[start Dataset records]
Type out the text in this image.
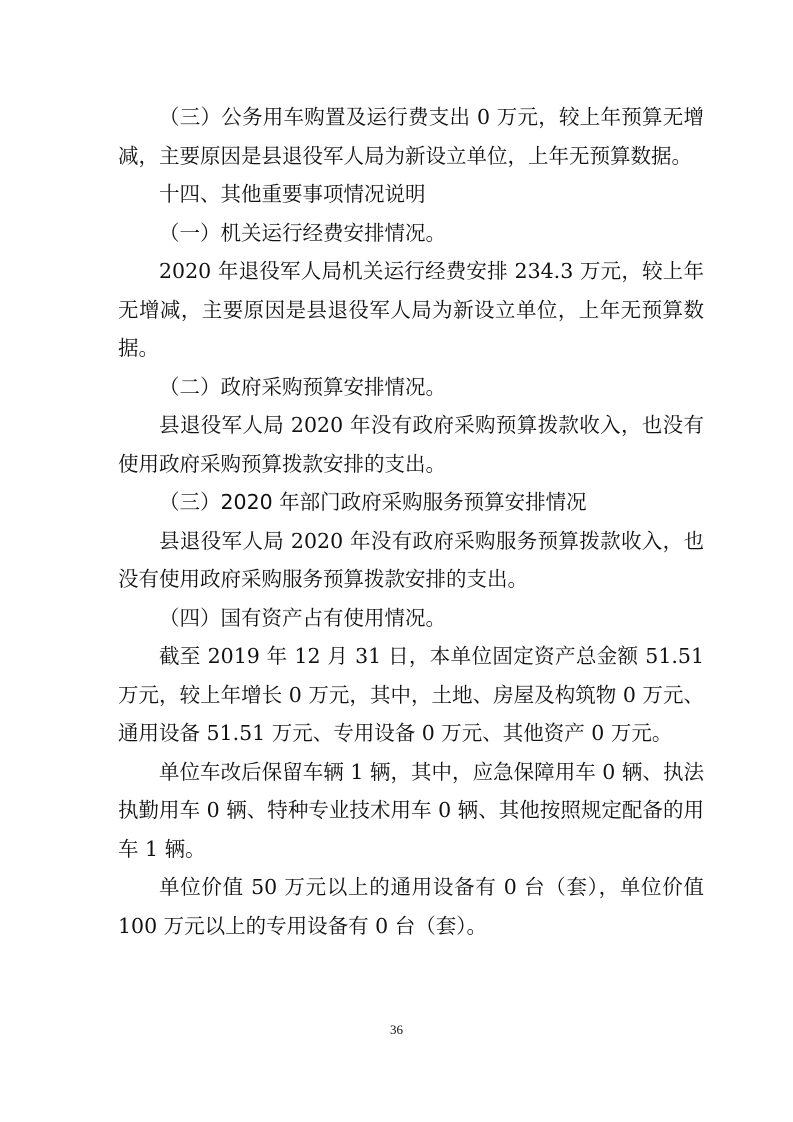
（三）公务用车购置及运行费支出 0 万元，较上年预算无增减，主要原因是县退役军人局为新设立单位，上年无预算数据。

十四、其他重要事项情况说明

（一）机关运行经费安排情况。

2020 年退役军人局机关运行经费安排 234.3 万元，较上年无增减，主要原因是县退役军人局为新设立单位，上年无预算数据。

（二）政府采购预算安排情况。

县退役军人局 2020 年没有政府采购预算拨款收入，也没有使用政府采购预算拨款安排的支出。

（三）2020 年部门政府采购服务预算安排情况

县退役军人局 2020 年没有政府采购服务预算拨款收入，也没有使用政府采购服务预算拨款安排的支出。

（四）国有资产占有使用情况。

截至 2019 年 12 月 31 日，本单位固定资产总金额 51.51 万元，较上年增长 0 万元，其中，土地、房屋及构筑物 0 万元、通用设备 51.51 万元、专用设备 0 万元、其他资产 0 万元。

单位车改后保留车辆 1 辆，其中，应急保障用车 0 辆、执法执勤用车 0 辆、特种专业技术用车 0 辆、其他按照规定配备的用车 1 辆。

单位价值 50 万元以上的通用设备有 0 台（套），单位价值 100 万元以上的专用设备有 0 台（套）。

36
[end Dataset records]
Each record must be quoted in full and exactly. Do not include the pictures.

Type out the text in this image.
（三）公务用车购置及运行费支出 0 万元，较上年预算无增减，主要原因是县退役军人局为新设立单位，上年无预算数据。

十四、其他重要事项情况说明

（一）机关运行经费安排情况。

2020 年退役军人局机关运行经费安排 234.3 万元，较上年无增减，主要原因是县退役军人局为新设立单位，上年无预算数据。

（二）政府采购预算安排情况。

县退役军人局 2020 年没有政府采购预算拨款收入，也没有使用政府采购预算拨款安排的支出。

（三）2020 年部门政府采购服务预算安排情况

县退役军人局 2020 年没有政府采购服务预算拨款收入，也没有使用政府采购服务预算拨款安排的支出。

（四）国有资产占有使用情况。

截至 2019 年 12 月 31 日，本单位固定资产总金额 51.51 万元，较上年增长 0 万元，其中，土地、房屋及构筑物 0 万元、通用设备 51.51 万元、专用设备 0 万元、其他资产 0 万元。

单位车改后保留车辆 1 辆，其中，应急保障用车 0 辆、执法执勤用车 0 辆、特种专业技术用车 0 辆、其他按照规定配备的用车 1 辆。

单位价值 50 万元以上的通用设备有 0 台（套），单位价值 100 万元以上的专用设备有 0 台（套）。

36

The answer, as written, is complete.